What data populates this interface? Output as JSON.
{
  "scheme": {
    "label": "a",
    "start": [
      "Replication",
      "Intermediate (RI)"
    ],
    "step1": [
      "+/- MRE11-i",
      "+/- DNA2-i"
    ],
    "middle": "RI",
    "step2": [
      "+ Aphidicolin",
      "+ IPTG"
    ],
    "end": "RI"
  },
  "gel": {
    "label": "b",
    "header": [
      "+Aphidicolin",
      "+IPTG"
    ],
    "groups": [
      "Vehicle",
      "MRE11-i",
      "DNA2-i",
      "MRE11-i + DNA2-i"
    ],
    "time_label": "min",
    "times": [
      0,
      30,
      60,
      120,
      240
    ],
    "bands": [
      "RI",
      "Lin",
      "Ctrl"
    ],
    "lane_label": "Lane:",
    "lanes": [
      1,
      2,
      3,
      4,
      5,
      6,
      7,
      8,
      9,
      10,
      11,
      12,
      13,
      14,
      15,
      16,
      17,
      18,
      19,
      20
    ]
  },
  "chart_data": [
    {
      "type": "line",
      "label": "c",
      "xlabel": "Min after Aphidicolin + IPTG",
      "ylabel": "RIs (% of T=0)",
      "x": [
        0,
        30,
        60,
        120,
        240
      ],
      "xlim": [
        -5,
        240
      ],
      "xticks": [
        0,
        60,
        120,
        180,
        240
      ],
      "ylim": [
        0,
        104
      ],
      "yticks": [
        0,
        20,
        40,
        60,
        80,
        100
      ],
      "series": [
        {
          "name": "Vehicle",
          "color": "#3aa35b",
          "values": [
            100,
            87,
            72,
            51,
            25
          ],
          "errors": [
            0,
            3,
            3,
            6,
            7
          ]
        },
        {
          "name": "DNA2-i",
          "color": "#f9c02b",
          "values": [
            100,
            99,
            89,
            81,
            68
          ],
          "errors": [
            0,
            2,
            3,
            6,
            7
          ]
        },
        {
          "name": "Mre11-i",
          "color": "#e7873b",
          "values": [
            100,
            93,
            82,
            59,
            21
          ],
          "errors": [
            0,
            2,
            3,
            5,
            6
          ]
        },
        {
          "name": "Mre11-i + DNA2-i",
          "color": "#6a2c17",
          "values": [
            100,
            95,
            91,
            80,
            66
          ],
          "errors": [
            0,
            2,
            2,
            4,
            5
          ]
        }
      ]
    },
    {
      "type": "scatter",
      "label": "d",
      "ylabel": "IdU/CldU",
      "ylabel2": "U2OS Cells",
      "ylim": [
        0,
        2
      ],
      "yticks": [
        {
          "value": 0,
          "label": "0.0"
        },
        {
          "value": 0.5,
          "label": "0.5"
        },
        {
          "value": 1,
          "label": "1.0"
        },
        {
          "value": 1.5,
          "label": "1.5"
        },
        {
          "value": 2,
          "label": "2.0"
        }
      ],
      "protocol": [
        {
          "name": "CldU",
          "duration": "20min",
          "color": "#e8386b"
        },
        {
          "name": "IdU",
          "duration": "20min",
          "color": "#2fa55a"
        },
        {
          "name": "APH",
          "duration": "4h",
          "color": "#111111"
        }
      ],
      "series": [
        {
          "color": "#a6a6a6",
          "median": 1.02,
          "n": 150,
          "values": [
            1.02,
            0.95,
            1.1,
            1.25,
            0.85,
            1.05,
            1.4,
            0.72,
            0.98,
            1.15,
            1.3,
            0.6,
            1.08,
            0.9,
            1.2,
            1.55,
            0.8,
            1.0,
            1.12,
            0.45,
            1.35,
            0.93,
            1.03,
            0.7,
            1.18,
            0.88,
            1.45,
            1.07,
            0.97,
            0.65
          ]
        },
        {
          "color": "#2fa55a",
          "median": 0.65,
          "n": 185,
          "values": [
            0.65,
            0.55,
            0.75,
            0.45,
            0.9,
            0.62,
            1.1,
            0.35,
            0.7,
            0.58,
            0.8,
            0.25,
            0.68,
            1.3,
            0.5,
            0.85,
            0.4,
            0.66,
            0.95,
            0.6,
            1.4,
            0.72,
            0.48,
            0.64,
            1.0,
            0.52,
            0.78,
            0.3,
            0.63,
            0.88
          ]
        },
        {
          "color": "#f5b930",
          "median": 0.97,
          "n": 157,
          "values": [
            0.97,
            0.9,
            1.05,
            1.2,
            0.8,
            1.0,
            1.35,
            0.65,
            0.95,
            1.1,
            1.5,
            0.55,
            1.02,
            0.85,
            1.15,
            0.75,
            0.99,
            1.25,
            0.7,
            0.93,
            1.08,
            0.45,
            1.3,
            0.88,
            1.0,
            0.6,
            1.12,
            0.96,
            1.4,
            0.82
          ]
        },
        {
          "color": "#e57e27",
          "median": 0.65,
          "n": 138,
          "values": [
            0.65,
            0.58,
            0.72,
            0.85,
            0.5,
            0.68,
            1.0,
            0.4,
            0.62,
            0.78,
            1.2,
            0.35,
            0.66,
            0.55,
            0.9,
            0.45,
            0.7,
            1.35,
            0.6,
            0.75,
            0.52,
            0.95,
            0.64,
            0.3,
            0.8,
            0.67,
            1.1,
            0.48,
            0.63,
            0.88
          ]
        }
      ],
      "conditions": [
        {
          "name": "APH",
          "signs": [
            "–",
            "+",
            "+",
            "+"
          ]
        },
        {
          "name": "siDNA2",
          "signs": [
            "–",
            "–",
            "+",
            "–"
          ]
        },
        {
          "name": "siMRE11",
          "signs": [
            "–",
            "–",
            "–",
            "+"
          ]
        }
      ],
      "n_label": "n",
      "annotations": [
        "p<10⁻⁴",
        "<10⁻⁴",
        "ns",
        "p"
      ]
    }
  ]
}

- **Exercise objective**
Every line of the listing must be transcribed exactly.

- **Output below**
What data populates this interface? Output as JSON.
{
  "scheme": {
    "label": "a",
    "start": [
      "Replication",
      "Intermediate (RI)"
    ],
    "step1": [
      "+/- MRE11-i",
      "+/- DNA2-i"
    ],
    "middle": "RI",
    "step2": [
      "+ Aphidicolin",
      "+ IPTG"
    ],
    "end": "RI"
  },
  "gel": {
    "label": "b",
    "header": [
      "+Aphidicolin",
      "+IPTG"
    ],
    "groups": [
      "Vehicle",
      "MRE11-i",
      "DNA2-i",
      "MRE11-i + DNA2-i"
    ],
    "time_label": "min",
    "times": [
      0,
      30,
      60,
      120,
      240
    ],
    "bands": [
      "RI",
      "Lin",
      "Ctrl"
    ],
    "lane_label": "Lane:",
    "lanes": [
      1,
      2,
      3,
      4,
      5,
      6,
      7,
      8,
      9,
      10,
      11,
      12,
      13,
      14,
      15,
      16,
      17,
      18,
      19,
      20
    ]
  },
  "chart_data": [
    {
      "type": "line",
      "label": "c",
      "xlabel": "Min after Aphidicolin + IPTG",
      "ylabel": "RIs (% of T=0)",
      "x": [
        0,
        30,
        60,
        120,
        240
      ],
      "xlim": [
        -5,
        240
      ],
      "xticks": [
        0,
        60,
        120,
        180,
        240
      ],
      "ylim": [
        0,
        104
      ],
      "yticks": [
        0,
        20,
        40,
        60,
        80,
        100
      ],
      "series": [
        {
          "name": "Vehicle",
          "color": "#3aa35b",
          "values": [
            100,
            87,
            72,
            51,
            25
          ],
          "errors": [
            0,
            3,
            3,
            6,
            7
          ]
        },
        {
          "name": "DNA2-i",
          "color": "#f9c02b",
          "values": [
            100,
            99,
            89,
            81,
            68
          ],
          "errors": [
            0,
            2,
            3,
            6,
            7
          ]
        },
        {
          "name": "Mre11-i",
          "color": "#e7873b",
          "values": [
            100,
            93,
            82,
            59,
            21
          ],
          "errors": [
            0,
            2,
            3,
            5,
            6
          ]
        },
        {
          "name": "Mre11-i + DNA2-i",
          "color": "#6a2c17",
          "values": [
            100,
            95,
            91,
            80,
            66
          ],
          "errors": [
            0,
            2,
            2,
            4,
            5
          ]
        }
      ]
    },
    {
      "type": "scatter",
      "label": "d",
      "ylabel": "IdU/CldU",
      "ylabel2": "U2OS Cells",
      "ylim": [
        0,
        2
      ],
      "yticks": [
        {
          "value": 0,
          "label": "0.0"
        },
        {
          "value": 0.5,
          "label": "0.5"
        },
        {
          "value": 1,
          "label": "1.0"
        },
        {
          "value": 1.5,
          "label": "1.5"
        },
        {
          "value": 2,
          "label": "2.0"
        }
      ],
      "protocol": [
        {
          "name": "CldU",
          "duration": "20min",
          "color": "#e8386b"
        },
        {
          "name": "IdU",
          "duration": "20min",
          "color": "#2fa55a"
        },
        {
          "name": "APH",
          "duration": "4h",
          "color": "#111111"
        }
      ],
      "series": [
        {
          "color": "#a6a6a6",
          "median": 1.02,
          "n": 150,
          "values": [
            1.02,
            0.95,
            1.1,
            1.25,
            0.85,
            1.05,
            1.4,
            0.72,
            0.98,
            1.15,
            1.3,
            0.6,
            1.08,
            0.9,
            1.2,
            1.55,
            0.8,
            1.0,
            1.12,
            0.45,
            1.35,
            0.93,
            1.03,
            0.7,
            1.18,
            0.88,
            1.45,
            1.07,
            0.97,
            0.65
          ]
        },
        {
          "color": "#2fa55a",
          "median": 0.65,
          "n": 185,
          "values": [
            0.65,
            0.55,
            0.75,
            0.45,
            0.9,
            0.62,
            1.1,
            0.35,
            0.7,
            0.58,
            0.8,
            0.25,
            0.68,
            1.3,
            0.5,
            0.85,
            0.4,
            0.66,
            0.95,
            0.6,
            1.4,
            0.72,
            0.48,
            0.64,
            1.0,
            0.52,
            0.78,
            0.3,
            0.63,
            0.88
          ]
        },
        {
          "color": "#f5b930",
          "median": 0.97,
          "n": 157,
          "values": [
            0.97,
            0.9,
            1.05,
            1.2,
            0.8,
            1.0,
            1.35,
            0.65,
            0.95,
            1.1,
            1.5,
            0.55,
            1.02,
            0.85,
            1.15,
            0.75,
            0.99,
            1.25,
            0.7,
            0.93,
            1.08,
            0.45,
            1.3,
            0.88,
            1.0,
            0.6,
            1.12,
            0.96,
            1.4,
            0.82
          ]
        },
        {
          "color": "#e57e27",
          "median": 0.65,
          "n": 138,
          "values": [
            0.65,
            0.58,
            0.72,
            0.85,
            0.5,
            0.68,
            1.0,
            0.4,
            0.62,
            0.78,
            1.2,
            0.35,
            0.66,
            0.55,
            0.9,
            0.45,
            0.7,
            1.35,
            0.6,
            0.75,
            0.52,
            0.95,
            0.64,
            0.3,
            0.8,
            0.67,
            1.1,
            0.48,
            0.63,
            0.88
          ]
        }
      ],
      "conditions": [
        {
          "name": "APH",
          "signs": [
            "–",
            "+",
            "+",
            "+"
          ]
        },
        {
          "name": "siDNA2",
          "signs": [
            "–",
            "–",
            "+",
            "–"
          ]
        },
        {
          "name": "siMRE11",
          "signs": [
            "–",
            "–",
            "–",
            "+"
          ]
        }
      ],
      "n_label": "n",
      "annotations": [
        "p<10⁻⁴",
        "<10⁻⁴",
        "ns",
        "p"
      ]
    }
  ]
}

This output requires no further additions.